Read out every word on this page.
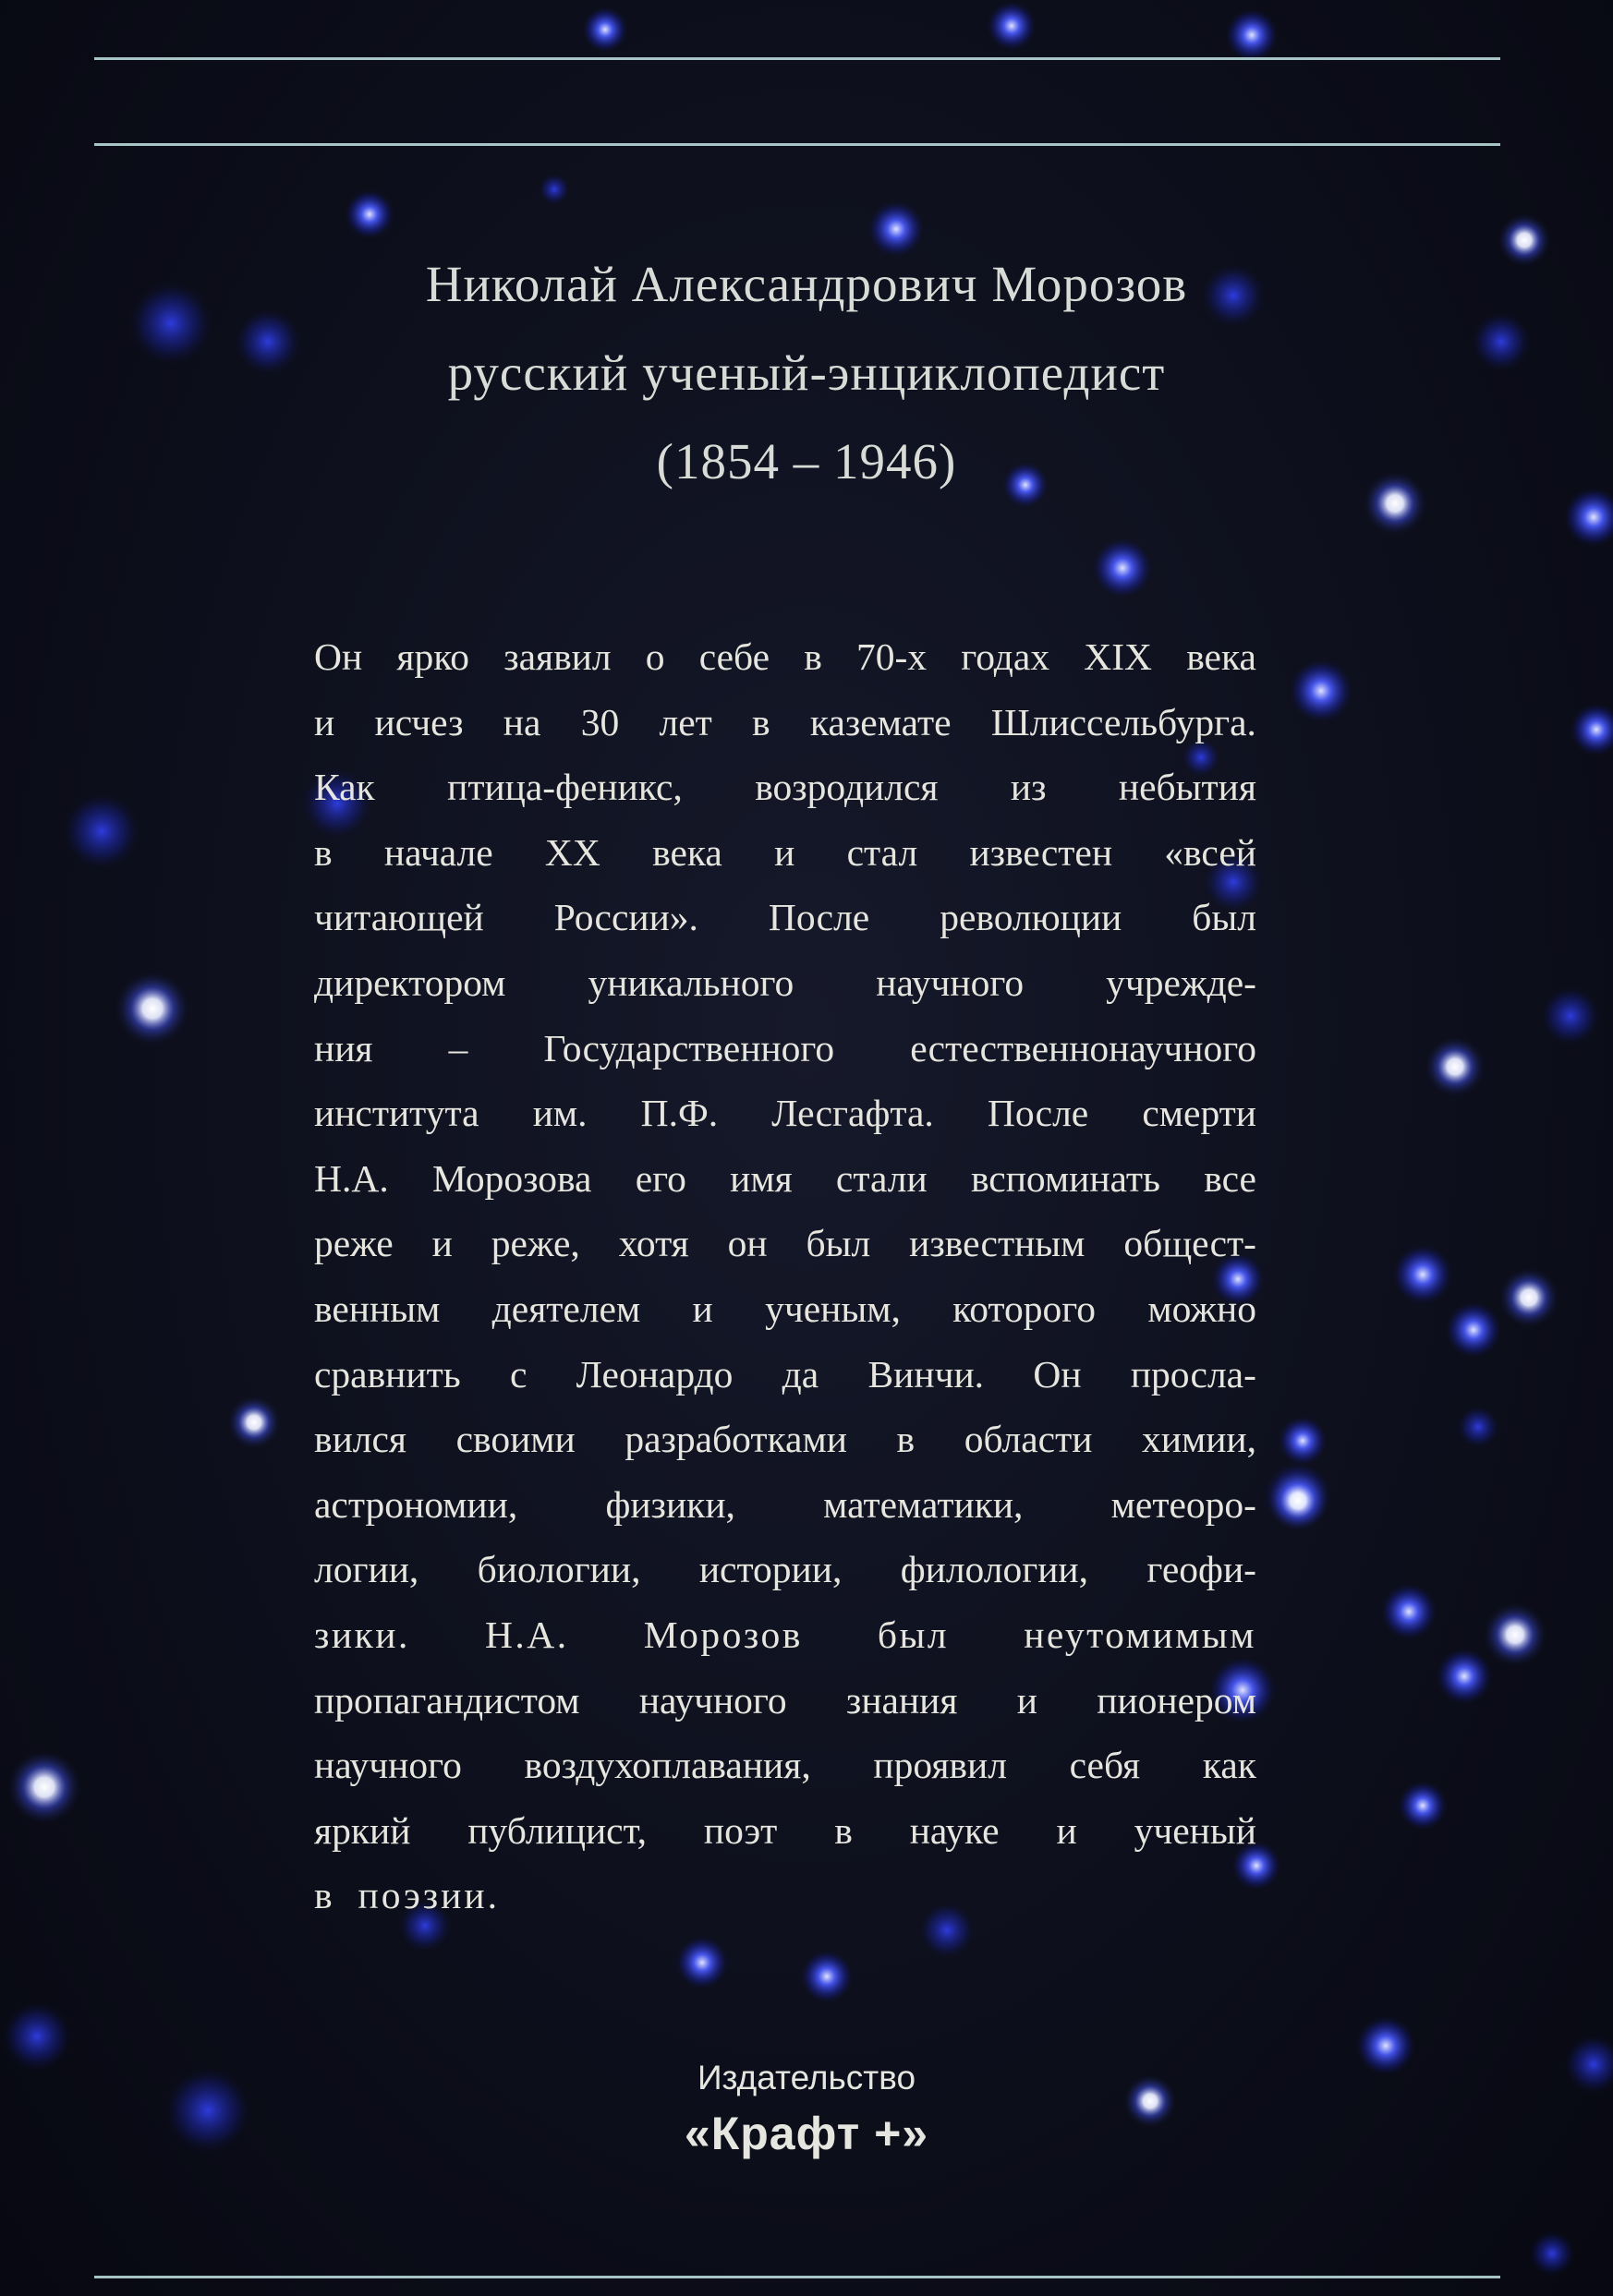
Николай Александрович Морозов
русский ученый-энциклопедист
(1854 – 1946)
Он ярко заявил о себе в 70-х годах XIX века
и исчез на 30 лет в каземате Шлиссельбурга.
Как птица-феникс, возродился из небытия
в начале XX века и стал известен «всей
читающей России». После революции был
директором уникального научного учрежде-
ния – Государственного естественнонаучного
института им. П.Ф. Лесгафта. После смерти
Н.А. Морозова его имя стали вспоминать все
реже и реже, хотя он был известным общест-
венным деятелем и ученым, которого можно
сравнить с Леонардо да Винчи. Он просла-
вился своими разработками в области химии,
астрономии, физики, математики, метеоро-
логии, биологии, истории, филологии, геофи-
зики. Н.А. Морозов был неутомимым
пропагандистом научного знания и пионером
научного воздухоплавания, проявил себя как
яркий публицист, поэт в науке и ученый
в поэзии.
Издательство
«Крафт +»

• _Written instruction_: Give every record again exactly, apart from the pictures, which stay out.

• _Solution for this problem_:
Read out every word on this page.
Николай Александрович Морозов
русский ученый-энциклопедист
(1854 – 1946)
Он ярко заявил о себе в 70-х годах XIX века
и исчез на 30 лет в каземате Шлиссельбурга.
Как птица-феникс, возродился из небытия
в начале XX века и стал известен «всей
читающей России». После революции был
директором уникального научного учрежде-
ния – Государственного естественнонаучного
института им. П.Ф. Лесгафта. После смерти
Н.А. Морозова его имя стали вспоминать все
реже и реже, хотя он был известным общест-
венным деятелем и ученым, которого можно
сравнить с Леонардо да Винчи. Он просла-
вился своими разработками в области химии,
астрономии, физики, математики, метеоро-
логии, биологии, истории, филологии, геофи-
зики. Н.А. Морозов был неутомимым
пропагандистом научного знания и пионером
научного воздухоплавания, проявил себя как
яркий публицист, поэт в науке и ученый
в поэзии.
Издательство
«Крафт +»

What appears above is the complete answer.